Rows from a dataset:
·····
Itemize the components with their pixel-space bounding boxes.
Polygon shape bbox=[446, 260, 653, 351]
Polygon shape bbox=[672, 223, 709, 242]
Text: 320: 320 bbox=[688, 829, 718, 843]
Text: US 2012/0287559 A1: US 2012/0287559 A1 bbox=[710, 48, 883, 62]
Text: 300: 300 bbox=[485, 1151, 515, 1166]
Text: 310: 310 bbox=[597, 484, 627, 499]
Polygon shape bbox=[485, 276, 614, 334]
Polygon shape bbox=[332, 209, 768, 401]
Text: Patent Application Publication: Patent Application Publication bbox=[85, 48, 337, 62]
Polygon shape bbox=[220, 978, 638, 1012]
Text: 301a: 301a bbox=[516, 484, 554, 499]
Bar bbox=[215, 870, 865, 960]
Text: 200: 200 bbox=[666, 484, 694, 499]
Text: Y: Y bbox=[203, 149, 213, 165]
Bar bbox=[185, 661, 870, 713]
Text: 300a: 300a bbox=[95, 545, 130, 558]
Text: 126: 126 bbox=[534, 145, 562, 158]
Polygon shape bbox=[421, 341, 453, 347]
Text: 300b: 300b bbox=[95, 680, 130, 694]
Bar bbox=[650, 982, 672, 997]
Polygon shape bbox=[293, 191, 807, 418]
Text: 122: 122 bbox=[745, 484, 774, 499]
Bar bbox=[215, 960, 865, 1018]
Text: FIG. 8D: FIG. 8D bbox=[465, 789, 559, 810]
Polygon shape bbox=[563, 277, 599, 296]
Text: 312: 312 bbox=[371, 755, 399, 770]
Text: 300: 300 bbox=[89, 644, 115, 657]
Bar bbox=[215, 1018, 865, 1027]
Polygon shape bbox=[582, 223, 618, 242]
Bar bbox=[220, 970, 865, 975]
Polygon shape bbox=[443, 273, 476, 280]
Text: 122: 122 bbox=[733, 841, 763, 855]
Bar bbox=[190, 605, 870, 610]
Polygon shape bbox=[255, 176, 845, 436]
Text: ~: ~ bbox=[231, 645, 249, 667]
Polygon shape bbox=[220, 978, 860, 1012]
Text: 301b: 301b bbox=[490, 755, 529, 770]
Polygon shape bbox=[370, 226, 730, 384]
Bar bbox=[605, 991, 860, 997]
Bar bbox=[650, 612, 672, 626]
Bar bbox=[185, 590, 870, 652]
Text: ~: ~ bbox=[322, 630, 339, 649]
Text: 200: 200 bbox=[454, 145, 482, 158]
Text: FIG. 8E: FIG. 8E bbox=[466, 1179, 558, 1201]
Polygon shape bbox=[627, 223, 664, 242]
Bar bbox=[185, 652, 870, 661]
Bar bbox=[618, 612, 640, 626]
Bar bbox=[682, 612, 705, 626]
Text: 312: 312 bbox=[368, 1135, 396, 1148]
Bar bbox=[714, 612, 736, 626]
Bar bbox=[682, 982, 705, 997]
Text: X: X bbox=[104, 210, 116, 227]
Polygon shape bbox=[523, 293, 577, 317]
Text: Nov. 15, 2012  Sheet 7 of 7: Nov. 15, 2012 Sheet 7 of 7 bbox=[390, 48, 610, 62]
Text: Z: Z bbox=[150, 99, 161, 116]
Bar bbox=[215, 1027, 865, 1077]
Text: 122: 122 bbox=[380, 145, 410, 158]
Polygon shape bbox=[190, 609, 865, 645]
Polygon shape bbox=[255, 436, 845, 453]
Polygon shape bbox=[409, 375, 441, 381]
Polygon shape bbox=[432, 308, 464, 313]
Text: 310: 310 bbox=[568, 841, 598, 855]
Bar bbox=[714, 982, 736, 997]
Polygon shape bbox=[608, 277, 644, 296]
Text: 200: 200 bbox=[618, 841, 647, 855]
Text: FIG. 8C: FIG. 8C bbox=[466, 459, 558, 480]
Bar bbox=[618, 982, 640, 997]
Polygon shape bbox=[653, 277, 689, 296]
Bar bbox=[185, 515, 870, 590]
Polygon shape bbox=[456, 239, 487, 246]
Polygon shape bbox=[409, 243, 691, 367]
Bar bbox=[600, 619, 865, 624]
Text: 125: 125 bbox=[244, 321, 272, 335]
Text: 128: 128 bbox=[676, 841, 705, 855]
·····
## [GIVEN REQUEST]
Edit the records above so that every occurrence of "Polygon shape" becomes "Polygon", keeping all other text the same.

## [EXPECTED OUTPUT]
Itemize the components with their pixel-space bounding boxes.
Polygon bbox=[446, 260, 653, 351]
Polygon bbox=[672, 223, 709, 242]
Text: 320: 320 bbox=[688, 829, 718, 843]
Text: US 2012/0287559 A1: US 2012/0287559 A1 bbox=[710, 48, 883, 62]
Text: 300: 300 bbox=[485, 1151, 515, 1166]
Text: 310: 310 bbox=[597, 484, 627, 499]
Polygon bbox=[485, 276, 614, 334]
Polygon bbox=[332, 209, 768, 401]
Text: Patent Application Publication: Patent Application Publication bbox=[85, 48, 337, 62]
Polygon bbox=[220, 978, 638, 1012]
Text: 301a: 301a bbox=[516, 484, 554, 499]
Bar bbox=[215, 870, 865, 960]
Text: 200: 200 bbox=[666, 484, 694, 499]
Text: Y: Y bbox=[203, 149, 213, 165]
Bar bbox=[185, 661, 870, 713]
Text: 300a: 300a bbox=[95, 545, 130, 558]
Text: 126: 126 bbox=[534, 145, 562, 158]
Polygon bbox=[421, 341, 453, 347]
Text: 300b: 300b bbox=[95, 680, 130, 694]
Bar bbox=[650, 982, 672, 997]
Polygon bbox=[293, 191, 807, 418]
Text: 122: 122 bbox=[745, 484, 774, 499]
Bar bbox=[215, 960, 865, 1018]
Text: FIG. 8D: FIG. 8D bbox=[465, 789, 559, 810]
Polygon bbox=[563, 277, 599, 296]
Text: 312: 312 bbox=[371, 755, 399, 770]
Text: 300: 300 bbox=[89, 644, 115, 657]
Bar bbox=[215, 1018, 865, 1027]
Polygon bbox=[582, 223, 618, 242]
Bar bbox=[220, 970, 865, 975]
Polygon bbox=[443, 273, 476, 280]
Text: 122: 122 bbox=[733, 841, 763, 855]
Bar bbox=[190, 605, 870, 610]
Polygon bbox=[255, 176, 845, 436]
Text: ~: ~ bbox=[231, 645, 249, 667]
Polygon bbox=[220, 978, 860, 1012]
Text: 301b: 301b bbox=[490, 755, 529, 770]
Polygon bbox=[370, 226, 730, 384]
Bar bbox=[605, 991, 860, 997]
Bar bbox=[650, 612, 672, 626]
Bar bbox=[185, 590, 870, 652]
Text: ~: ~ bbox=[322, 630, 339, 649]
Text: 200: 200 bbox=[454, 145, 482, 158]
Text: FIG. 8E: FIG. 8E bbox=[466, 1179, 558, 1201]
Polygon bbox=[627, 223, 664, 242]
Bar bbox=[185, 652, 870, 661]
Bar bbox=[618, 612, 640, 626]
Bar bbox=[682, 612, 705, 626]
Text: 312: 312 bbox=[368, 1135, 396, 1148]
Bar bbox=[714, 612, 736, 626]
Bar bbox=[682, 982, 705, 997]
Text: X: X bbox=[104, 210, 116, 227]
Polygon bbox=[523, 293, 577, 317]
Text: Nov. 15, 2012  Sheet 7 of 7: Nov. 15, 2012 Sheet 7 of 7 bbox=[390, 48, 610, 62]
Text: Z: Z bbox=[150, 99, 161, 116]
Bar bbox=[215, 1027, 865, 1077]
Text: 122: 122 bbox=[380, 145, 410, 158]
Polygon bbox=[190, 609, 865, 645]
Polygon bbox=[255, 436, 845, 453]
Polygon bbox=[409, 375, 441, 381]
Polygon bbox=[432, 308, 464, 313]
Text: 310: 310 bbox=[568, 841, 598, 855]
Bar bbox=[714, 982, 736, 997]
Polygon bbox=[608, 277, 644, 296]
Text: 200: 200 bbox=[618, 841, 647, 855]
Text: FIG. 8C: FIG. 8C bbox=[466, 459, 558, 480]
Bar bbox=[618, 982, 640, 997]
Polygon bbox=[653, 277, 689, 296]
Bar bbox=[185, 515, 870, 590]
Polygon bbox=[456, 239, 487, 246]
Polygon bbox=[409, 243, 691, 367]
Bar bbox=[600, 619, 865, 624]
Text: 125: 125 bbox=[244, 321, 272, 335]
Text: 128: 128 bbox=[676, 841, 705, 855]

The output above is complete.